* [Set exercise]:
How many of the lines that follow contain the word "TCORF"? Give only the number.

(Recorded data)

·····

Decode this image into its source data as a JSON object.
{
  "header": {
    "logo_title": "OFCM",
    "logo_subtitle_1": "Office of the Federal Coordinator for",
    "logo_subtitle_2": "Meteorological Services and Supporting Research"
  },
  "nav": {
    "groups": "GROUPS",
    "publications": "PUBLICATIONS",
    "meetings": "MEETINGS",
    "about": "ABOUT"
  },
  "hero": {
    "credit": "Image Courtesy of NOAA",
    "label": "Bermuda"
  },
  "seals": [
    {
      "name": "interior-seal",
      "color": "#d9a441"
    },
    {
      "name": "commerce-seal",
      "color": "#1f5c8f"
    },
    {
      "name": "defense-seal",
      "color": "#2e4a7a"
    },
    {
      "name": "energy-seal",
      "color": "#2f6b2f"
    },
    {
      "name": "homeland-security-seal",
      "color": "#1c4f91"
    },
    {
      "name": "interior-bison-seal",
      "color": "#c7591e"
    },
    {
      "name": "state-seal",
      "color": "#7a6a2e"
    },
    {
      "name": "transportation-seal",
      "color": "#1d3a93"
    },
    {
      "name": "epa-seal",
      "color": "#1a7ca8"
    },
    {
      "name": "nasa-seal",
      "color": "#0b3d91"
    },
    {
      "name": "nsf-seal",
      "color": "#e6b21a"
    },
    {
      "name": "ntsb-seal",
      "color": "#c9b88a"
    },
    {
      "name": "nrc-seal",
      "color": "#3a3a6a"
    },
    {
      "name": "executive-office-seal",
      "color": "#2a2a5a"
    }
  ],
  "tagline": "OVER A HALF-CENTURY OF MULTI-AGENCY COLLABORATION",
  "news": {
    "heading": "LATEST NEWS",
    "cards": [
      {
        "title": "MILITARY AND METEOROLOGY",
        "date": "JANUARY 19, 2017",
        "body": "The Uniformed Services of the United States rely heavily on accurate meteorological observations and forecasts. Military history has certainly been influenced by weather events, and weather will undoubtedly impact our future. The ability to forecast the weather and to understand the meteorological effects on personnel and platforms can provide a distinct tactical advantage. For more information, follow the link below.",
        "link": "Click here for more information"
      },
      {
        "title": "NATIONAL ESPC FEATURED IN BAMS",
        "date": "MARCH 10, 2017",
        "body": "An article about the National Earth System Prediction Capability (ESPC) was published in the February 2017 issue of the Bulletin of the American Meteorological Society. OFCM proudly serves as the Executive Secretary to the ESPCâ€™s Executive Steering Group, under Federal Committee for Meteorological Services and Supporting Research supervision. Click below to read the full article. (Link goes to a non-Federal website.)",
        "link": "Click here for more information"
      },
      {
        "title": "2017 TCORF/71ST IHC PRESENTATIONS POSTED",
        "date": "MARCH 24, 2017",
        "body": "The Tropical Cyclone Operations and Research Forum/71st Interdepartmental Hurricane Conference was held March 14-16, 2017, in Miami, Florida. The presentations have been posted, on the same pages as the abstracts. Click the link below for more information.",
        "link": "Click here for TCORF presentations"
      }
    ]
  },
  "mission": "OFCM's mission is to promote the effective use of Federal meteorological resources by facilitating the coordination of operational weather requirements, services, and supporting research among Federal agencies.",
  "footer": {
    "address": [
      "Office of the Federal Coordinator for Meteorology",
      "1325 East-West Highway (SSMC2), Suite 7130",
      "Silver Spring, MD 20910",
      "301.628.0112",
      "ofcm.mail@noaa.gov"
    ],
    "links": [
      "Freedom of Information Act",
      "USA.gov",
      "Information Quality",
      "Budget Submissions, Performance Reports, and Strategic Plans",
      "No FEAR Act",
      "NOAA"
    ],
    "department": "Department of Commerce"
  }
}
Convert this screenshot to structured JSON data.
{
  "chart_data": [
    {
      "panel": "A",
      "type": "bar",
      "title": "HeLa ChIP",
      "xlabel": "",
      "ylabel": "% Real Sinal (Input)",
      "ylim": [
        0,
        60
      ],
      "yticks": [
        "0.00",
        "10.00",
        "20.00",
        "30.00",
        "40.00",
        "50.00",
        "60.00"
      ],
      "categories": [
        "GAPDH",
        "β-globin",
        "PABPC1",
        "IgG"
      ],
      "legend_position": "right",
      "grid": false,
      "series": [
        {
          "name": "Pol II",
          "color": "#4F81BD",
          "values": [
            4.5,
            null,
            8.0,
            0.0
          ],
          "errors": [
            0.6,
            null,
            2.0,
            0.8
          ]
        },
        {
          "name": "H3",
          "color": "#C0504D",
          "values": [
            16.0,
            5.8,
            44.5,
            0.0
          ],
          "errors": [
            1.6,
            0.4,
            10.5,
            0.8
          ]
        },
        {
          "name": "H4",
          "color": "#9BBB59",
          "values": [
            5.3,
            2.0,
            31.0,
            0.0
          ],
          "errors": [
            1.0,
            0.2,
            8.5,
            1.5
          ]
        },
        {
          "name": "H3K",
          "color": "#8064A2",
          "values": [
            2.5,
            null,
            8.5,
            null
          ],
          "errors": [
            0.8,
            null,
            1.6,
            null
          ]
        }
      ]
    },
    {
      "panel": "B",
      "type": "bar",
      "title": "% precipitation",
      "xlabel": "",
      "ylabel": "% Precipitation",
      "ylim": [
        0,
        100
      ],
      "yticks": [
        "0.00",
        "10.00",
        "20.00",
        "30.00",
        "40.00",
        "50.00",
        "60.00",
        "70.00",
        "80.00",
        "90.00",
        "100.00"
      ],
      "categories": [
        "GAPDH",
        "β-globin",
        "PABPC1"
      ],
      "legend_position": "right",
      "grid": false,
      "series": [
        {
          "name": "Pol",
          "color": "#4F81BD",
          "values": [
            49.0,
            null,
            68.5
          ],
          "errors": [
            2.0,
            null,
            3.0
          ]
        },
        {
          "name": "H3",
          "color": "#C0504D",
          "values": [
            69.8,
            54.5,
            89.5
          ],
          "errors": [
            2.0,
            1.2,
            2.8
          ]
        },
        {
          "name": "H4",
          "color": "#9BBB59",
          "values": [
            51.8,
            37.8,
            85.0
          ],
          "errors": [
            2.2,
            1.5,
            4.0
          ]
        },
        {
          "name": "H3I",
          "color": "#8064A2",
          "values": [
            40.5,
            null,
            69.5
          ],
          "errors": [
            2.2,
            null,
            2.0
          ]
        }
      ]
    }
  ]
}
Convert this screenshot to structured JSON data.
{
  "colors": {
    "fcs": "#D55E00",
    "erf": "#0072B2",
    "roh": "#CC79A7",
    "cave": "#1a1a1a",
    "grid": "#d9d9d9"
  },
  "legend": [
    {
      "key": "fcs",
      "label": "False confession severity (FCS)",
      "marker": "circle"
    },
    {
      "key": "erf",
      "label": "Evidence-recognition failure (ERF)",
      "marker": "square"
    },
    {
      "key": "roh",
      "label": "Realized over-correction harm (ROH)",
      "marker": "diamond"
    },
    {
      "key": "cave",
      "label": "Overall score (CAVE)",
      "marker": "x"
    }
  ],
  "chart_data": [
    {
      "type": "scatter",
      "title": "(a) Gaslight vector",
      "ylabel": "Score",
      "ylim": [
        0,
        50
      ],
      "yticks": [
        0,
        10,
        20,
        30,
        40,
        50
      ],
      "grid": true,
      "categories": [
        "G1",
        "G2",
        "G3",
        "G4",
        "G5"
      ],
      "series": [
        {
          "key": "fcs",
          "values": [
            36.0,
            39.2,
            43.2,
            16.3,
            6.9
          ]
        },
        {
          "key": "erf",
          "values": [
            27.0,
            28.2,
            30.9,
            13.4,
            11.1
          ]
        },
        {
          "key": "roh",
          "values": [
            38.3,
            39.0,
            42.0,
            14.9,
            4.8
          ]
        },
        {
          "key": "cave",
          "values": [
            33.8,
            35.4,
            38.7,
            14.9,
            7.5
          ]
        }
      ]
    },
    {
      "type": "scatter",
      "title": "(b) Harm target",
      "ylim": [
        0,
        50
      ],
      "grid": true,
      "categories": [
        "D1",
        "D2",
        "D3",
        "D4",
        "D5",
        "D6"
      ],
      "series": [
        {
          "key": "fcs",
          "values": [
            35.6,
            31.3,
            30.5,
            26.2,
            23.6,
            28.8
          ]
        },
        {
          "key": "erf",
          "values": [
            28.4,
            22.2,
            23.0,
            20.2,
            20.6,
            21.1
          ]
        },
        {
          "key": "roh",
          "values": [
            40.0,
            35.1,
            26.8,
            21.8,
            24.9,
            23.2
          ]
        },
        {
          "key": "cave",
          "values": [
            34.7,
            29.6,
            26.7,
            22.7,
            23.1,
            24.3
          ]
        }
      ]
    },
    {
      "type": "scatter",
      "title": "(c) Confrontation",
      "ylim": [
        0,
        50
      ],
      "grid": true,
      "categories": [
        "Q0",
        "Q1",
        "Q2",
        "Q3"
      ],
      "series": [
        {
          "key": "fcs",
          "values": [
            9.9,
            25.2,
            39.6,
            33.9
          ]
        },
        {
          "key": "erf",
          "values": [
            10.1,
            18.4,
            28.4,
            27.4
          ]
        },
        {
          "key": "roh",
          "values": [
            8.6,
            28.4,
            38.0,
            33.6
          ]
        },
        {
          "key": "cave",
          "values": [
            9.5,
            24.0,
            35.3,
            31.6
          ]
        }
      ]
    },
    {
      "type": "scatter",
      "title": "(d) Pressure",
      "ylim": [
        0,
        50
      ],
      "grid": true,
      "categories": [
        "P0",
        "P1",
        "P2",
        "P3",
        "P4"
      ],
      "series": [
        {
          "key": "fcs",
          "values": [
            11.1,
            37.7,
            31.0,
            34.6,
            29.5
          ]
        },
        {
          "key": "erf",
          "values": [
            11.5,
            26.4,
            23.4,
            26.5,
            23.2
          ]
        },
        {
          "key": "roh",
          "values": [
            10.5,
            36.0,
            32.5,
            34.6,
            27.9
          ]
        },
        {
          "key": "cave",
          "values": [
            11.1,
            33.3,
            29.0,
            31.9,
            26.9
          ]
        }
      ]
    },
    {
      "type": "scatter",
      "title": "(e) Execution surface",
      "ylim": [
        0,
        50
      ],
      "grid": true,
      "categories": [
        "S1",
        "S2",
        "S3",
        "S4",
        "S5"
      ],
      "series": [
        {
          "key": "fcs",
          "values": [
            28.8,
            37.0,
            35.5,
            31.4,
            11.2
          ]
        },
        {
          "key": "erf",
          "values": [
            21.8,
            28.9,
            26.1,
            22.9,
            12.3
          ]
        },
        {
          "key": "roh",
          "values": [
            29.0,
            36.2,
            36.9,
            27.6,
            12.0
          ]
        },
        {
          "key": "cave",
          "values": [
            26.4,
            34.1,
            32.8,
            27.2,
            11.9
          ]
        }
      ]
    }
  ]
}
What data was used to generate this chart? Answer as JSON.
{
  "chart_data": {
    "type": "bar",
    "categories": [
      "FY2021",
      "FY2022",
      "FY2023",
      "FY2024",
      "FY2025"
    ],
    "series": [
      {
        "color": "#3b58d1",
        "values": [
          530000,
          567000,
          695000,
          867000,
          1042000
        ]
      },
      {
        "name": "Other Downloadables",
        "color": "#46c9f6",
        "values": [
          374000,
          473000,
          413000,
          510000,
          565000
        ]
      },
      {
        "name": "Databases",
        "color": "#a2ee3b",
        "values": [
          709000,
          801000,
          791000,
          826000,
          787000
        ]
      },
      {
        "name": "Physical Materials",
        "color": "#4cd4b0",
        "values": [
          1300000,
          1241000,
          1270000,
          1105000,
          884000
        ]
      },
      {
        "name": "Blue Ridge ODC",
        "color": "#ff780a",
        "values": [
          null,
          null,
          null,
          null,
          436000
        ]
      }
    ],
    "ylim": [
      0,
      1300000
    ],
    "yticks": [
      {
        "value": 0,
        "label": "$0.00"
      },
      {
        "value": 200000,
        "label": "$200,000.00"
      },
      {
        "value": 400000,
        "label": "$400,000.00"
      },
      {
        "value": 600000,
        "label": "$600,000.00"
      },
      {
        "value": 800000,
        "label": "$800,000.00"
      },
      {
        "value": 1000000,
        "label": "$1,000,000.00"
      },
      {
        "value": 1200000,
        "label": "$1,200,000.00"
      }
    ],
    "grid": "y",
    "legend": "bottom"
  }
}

·····

* [Completed task]:
2